Copy out all the lines in the records that include the word "excerpt".

·····

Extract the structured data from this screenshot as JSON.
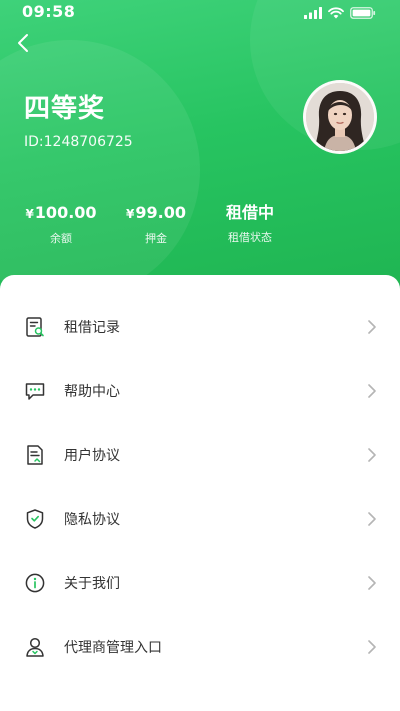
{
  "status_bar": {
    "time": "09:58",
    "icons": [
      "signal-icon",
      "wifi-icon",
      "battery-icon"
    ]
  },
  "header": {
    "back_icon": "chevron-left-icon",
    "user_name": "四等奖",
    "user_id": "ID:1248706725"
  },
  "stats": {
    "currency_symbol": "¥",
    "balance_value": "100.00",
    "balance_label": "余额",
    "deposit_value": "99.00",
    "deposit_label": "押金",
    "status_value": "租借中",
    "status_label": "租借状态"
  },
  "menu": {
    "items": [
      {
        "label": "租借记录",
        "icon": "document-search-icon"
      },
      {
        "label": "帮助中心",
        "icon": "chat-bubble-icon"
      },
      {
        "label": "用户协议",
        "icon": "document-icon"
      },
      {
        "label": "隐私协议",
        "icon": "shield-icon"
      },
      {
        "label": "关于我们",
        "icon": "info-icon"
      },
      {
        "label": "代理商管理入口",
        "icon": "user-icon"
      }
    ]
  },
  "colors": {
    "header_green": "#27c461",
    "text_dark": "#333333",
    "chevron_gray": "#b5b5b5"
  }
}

·····

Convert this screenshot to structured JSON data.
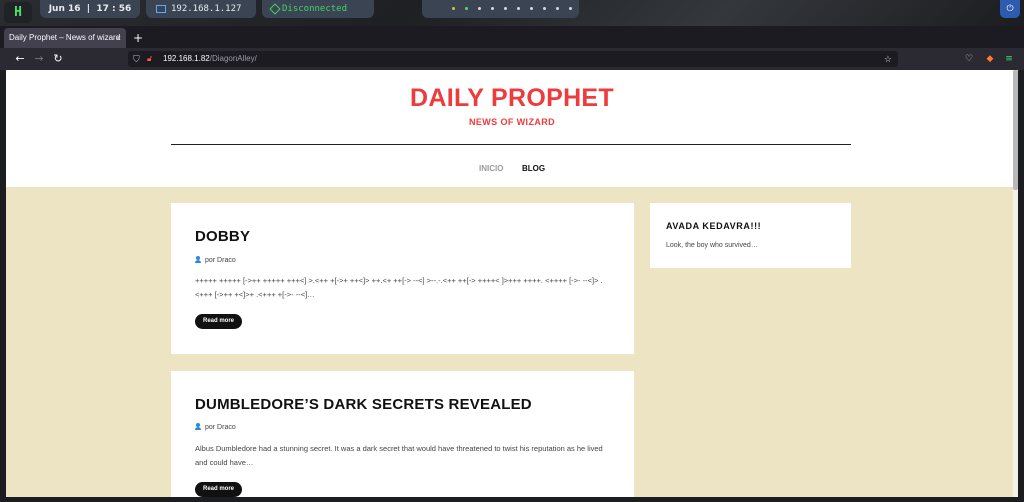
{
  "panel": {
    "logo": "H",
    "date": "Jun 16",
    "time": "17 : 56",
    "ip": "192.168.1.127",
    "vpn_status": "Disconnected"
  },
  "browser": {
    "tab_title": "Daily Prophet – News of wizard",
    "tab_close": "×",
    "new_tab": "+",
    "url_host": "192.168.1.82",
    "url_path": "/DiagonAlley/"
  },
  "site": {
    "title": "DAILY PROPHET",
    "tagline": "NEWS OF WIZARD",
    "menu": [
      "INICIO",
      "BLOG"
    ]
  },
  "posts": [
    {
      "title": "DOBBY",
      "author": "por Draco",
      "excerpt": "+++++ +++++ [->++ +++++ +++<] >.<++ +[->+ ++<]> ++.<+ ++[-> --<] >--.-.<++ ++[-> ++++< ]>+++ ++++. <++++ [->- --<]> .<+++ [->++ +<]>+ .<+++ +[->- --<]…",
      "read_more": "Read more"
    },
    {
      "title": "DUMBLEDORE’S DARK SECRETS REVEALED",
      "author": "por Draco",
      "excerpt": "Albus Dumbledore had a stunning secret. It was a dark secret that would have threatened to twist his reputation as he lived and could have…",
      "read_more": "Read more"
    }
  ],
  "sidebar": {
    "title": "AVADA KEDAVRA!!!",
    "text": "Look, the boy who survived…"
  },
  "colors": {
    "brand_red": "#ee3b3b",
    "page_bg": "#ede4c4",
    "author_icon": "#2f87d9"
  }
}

·····

◆ Task result
      "excerpt": "+++++ +++++ [->++ +++++ +++<] >.<++ +[->+ ++<]> ++.<+ ++[-> --<] >--.-.<++ ++[-> ++++< ]>+++ ++++. <++++ [->- --<]> .<+++ [->++ +<]>+ .<+++ +[->- --<]…",
      "excerpt": "Albus Dumbledore had a stunning secret. It was a dark secret that would have threatened to twist his reputation as he lived and could have…",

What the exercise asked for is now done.